[Dataset items]
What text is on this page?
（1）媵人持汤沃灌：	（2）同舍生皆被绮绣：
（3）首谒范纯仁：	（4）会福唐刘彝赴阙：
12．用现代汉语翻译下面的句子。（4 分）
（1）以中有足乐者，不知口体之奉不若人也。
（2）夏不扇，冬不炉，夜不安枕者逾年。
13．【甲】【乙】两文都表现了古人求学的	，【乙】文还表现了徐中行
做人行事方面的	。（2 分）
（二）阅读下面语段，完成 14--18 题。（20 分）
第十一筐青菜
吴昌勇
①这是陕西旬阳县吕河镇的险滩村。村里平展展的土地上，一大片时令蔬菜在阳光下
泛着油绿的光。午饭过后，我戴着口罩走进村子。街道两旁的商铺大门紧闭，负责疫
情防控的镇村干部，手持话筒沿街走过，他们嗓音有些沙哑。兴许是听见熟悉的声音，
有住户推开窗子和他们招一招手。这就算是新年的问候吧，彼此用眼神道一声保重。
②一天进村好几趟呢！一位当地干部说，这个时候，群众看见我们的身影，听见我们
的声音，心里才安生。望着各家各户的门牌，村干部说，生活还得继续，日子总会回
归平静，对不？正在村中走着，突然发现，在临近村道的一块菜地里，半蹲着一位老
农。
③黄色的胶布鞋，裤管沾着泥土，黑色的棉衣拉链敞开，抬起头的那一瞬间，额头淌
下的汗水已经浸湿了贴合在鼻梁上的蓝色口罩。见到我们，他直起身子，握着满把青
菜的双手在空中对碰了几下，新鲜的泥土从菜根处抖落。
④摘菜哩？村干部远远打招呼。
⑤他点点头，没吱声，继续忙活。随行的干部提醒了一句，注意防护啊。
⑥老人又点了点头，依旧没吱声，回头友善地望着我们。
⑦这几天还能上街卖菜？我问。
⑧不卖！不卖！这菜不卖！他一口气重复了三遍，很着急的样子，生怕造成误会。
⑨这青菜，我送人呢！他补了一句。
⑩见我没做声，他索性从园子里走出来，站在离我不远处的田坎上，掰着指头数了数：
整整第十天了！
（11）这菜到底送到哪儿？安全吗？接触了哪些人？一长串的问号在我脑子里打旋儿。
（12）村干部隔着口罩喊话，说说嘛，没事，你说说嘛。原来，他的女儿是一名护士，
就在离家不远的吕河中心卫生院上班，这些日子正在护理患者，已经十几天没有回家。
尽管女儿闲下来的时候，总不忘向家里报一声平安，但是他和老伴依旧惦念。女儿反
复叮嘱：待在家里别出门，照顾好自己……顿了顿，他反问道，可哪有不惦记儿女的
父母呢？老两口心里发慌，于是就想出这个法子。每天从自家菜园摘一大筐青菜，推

Prompt = Reproduce the material verbatim, line by line.

Task result =
What text is on this page?
（1）媵人持汤沃灌：	（2）同舍生皆被绮绣：
（3）首谒范纯仁：	（4）会福唐刘彝赴阙：
12．用现代汉语翻译下面的句子。（4 分）
（1）以中有足乐者，不知口体之奉不若人也。
（2）夏不扇，冬不炉，夜不安枕者逾年。
13．【甲】【乙】两文都表现了古人求学的	，【乙】文还表现了徐中行
做人行事方面的	。（2 分）
（二）阅读下面语段，完成 14--18 题。（20 分）
第十一筐青菜
吴昌勇
①这是陕西旬阳县吕河镇的险滩村。村里平展展的土地上，一大片时令蔬菜在阳光下
泛着油绿的光。午饭过后，我戴着口罩走进村子。街道两旁的商铺大门紧闭，负责疫
情防控的镇村干部，手持话筒沿街走过，他们嗓音有些沙哑。兴许是听见熟悉的声音，
有住户推开窗子和他们招一招手。这就算是新年的问候吧，彼此用眼神道一声保重。
②一天进村好几趟呢！一位当地干部说，这个时候，群众看见我们的身影，听见我们
的声音，心里才安生。望着各家各户的门牌，村干部说，生活还得继续，日子总会回
归平静，对不？正在村中走着，突然发现，在临近村道的一块菜地里，半蹲着一位老
农。
③黄色的胶布鞋，裤管沾着泥土，黑色的棉衣拉链敞开，抬起头的那一瞬间，额头淌
下的汗水已经浸湿了贴合在鼻梁上的蓝色口罩。见到我们，他直起身子，握着满把青
菜的双手在空中对碰了几下，新鲜的泥土从菜根处抖落。
④摘菜哩？村干部远远打招呼。
⑤他点点头，没吱声，继续忙活。随行的干部提醒了一句，注意防护啊。
⑥老人又点了点头，依旧没吱声，回头友善地望着我们。
⑦这几天还能上街卖菜？我问。
⑧不卖！不卖！这菜不卖！他一口气重复了三遍，很着急的样子，生怕造成误会。
⑨这青菜，我送人呢！他补了一句。
⑩见我没做声，他索性从园子里走出来，站在离我不远处的田坎上，掰着指头数了数：
整整第十天了！
（11）这菜到底送到哪儿？安全吗？接触了哪些人？一长串的问号在我脑子里打旋儿。
（12）村干部隔着口罩喊话，说说嘛，没事，你说说嘛。原来，他的女儿是一名护士，
就在离家不远的吕河中心卫生院上班，这些日子正在护理患者，已经十几天没有回家。
尽管女儿闲下来的时候，总不忘向家里报一声平安，但是他和老伴依旧惦念。女儿反
复叮嘱：待在家里别出门，照顾好自己……顿了顿，他反问道，可哪有不惦记儿女的
父母呢？老两口心里发慌，于是就想出这个法子。每天从自家菜园摘一大筐青菜，推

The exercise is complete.